### Raw records:
--

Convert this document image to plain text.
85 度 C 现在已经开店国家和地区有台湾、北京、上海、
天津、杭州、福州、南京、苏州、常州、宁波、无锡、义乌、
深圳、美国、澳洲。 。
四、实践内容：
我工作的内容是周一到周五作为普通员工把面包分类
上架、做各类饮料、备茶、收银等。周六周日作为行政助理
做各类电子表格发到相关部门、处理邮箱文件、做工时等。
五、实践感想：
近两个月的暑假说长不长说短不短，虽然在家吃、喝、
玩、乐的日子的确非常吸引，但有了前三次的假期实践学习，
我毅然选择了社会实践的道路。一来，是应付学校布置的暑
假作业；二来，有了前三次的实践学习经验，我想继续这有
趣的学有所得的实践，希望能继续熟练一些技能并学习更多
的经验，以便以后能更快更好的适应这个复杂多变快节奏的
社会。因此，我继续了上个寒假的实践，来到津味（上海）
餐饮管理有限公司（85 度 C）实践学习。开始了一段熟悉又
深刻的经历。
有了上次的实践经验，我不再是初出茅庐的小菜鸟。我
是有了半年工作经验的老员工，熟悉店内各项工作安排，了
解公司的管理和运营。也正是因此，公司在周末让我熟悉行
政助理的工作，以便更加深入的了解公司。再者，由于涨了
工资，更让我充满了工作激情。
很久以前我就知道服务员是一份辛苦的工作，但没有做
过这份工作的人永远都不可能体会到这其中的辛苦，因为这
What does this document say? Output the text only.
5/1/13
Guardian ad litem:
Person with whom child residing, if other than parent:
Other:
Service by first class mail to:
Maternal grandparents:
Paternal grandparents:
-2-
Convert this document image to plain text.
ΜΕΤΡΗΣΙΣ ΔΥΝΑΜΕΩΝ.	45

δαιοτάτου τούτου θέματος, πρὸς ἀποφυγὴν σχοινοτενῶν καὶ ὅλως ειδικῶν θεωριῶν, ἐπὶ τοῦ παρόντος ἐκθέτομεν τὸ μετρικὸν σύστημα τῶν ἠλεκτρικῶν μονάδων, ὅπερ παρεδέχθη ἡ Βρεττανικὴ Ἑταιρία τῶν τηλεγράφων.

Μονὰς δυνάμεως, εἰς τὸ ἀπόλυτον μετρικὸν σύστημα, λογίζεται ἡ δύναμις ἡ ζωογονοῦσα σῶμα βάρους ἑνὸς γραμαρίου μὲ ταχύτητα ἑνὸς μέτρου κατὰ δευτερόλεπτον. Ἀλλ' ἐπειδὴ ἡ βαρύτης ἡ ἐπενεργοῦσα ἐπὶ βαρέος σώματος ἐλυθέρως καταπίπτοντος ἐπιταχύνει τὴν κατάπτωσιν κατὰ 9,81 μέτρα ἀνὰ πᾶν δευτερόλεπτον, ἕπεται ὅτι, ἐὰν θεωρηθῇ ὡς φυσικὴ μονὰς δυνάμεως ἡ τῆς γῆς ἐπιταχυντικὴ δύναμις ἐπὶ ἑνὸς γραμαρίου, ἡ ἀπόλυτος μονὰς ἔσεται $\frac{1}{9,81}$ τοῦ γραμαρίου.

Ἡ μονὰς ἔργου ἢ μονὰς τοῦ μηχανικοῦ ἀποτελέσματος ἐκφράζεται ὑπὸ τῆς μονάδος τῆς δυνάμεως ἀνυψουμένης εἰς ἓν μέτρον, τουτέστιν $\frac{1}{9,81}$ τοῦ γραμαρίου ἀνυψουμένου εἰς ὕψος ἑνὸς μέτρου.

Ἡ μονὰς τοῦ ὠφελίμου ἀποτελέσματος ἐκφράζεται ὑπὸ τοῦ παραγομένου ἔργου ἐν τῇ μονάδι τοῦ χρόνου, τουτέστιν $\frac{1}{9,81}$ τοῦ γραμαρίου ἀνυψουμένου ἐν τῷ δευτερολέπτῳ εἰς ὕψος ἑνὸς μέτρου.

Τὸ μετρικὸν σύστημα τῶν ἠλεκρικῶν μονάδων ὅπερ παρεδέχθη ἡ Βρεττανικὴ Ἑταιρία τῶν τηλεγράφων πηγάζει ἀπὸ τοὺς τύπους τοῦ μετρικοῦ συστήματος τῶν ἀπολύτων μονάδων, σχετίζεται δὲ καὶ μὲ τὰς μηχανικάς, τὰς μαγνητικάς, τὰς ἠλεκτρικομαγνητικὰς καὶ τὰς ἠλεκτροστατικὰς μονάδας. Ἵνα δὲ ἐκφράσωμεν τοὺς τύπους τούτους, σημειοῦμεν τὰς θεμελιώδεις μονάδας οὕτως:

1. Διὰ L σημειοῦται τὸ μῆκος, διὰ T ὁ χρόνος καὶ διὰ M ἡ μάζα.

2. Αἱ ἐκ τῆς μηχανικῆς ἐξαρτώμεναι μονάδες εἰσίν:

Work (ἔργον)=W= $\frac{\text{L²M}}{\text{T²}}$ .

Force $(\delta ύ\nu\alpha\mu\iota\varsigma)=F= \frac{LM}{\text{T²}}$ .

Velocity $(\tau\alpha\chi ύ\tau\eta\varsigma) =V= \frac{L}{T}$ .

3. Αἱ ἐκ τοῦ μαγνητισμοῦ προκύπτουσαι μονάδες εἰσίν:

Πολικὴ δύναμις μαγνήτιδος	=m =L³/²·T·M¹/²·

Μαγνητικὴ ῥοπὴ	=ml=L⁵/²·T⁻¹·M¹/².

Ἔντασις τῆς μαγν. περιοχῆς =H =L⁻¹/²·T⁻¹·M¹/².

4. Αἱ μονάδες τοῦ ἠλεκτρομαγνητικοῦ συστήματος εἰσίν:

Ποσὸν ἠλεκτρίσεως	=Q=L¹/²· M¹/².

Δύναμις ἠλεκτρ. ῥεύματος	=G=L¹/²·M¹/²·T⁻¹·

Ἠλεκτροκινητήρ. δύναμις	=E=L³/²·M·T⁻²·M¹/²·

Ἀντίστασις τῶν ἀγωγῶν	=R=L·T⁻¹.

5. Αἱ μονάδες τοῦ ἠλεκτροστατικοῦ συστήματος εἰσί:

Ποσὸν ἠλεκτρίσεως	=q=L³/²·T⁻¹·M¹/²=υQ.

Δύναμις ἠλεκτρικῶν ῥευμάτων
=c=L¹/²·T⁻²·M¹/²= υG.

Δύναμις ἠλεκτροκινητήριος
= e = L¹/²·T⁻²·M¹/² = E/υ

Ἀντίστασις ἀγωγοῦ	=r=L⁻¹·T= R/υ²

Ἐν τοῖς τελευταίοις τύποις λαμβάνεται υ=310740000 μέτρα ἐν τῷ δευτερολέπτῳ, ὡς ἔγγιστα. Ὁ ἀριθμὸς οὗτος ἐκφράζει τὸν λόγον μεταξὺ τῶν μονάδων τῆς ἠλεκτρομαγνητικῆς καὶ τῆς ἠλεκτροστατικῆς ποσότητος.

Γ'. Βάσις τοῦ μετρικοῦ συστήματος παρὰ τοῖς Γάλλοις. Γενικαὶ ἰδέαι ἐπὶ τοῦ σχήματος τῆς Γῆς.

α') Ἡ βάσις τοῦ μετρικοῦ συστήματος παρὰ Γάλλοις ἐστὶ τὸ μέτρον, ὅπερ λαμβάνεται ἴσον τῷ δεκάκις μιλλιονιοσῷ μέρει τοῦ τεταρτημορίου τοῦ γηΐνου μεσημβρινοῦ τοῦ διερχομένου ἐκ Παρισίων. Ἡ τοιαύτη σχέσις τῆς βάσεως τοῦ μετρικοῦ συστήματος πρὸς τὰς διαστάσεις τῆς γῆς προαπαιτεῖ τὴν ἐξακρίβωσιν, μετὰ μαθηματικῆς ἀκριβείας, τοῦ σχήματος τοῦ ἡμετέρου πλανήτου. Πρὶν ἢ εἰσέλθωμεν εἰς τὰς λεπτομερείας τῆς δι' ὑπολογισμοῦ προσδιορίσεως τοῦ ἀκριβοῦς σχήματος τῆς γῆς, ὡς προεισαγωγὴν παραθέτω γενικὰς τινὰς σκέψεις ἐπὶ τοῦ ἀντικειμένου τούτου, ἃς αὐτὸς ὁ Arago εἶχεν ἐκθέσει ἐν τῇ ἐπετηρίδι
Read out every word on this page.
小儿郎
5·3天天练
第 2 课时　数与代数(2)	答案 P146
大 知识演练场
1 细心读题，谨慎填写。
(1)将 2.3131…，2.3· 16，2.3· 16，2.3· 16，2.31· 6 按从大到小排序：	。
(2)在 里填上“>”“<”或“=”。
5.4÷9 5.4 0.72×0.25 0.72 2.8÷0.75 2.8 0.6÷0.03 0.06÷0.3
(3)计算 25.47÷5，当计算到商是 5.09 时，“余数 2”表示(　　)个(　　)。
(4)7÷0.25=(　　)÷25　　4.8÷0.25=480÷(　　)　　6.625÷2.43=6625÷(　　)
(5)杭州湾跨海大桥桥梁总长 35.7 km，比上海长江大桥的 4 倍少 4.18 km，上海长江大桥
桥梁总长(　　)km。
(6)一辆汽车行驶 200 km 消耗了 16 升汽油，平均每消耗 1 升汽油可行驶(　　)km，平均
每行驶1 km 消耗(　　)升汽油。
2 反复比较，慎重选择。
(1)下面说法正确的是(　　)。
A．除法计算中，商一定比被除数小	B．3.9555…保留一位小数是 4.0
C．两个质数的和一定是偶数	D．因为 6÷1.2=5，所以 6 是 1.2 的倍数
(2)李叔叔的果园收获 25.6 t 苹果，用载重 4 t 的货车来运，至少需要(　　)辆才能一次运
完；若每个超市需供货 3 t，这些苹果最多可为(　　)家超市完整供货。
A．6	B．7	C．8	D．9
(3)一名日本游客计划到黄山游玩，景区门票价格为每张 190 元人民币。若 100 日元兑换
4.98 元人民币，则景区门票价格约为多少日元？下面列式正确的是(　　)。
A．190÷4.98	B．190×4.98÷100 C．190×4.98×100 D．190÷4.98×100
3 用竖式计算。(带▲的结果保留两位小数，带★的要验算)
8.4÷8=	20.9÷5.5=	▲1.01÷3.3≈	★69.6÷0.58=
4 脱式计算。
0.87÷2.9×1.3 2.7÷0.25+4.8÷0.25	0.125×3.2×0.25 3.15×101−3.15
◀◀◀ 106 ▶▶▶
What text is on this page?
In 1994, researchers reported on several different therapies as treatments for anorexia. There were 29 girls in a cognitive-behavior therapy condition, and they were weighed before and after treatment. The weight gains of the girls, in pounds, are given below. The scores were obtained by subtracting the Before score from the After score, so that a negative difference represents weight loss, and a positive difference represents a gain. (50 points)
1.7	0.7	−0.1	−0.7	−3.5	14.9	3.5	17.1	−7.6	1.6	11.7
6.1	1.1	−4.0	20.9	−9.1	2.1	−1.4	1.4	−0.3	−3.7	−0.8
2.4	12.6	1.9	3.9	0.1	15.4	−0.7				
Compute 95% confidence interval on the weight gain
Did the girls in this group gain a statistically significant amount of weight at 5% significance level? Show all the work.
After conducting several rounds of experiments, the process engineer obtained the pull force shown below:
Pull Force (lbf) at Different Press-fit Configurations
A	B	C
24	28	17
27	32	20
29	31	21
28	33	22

--

### Exercise task:
Go through the listing above and locate each line that holds the word "After". Copy those lines.

### Expected output:
In 1994, researchers reported on several different therapies as treatments for anorexia. There were 29 girls in a cognitive-behavior therapy condition, and they were weighed before and after treatment. The weight gains of the girls, in pounds, are given below. The scores were obtained by subtracting the Before score from the After score, so that a negative difference represents weight loss, and a positive difference represents a gain. (50 points)
After conducting several rounds of experiments, the process engineer obtained the pull force shown below:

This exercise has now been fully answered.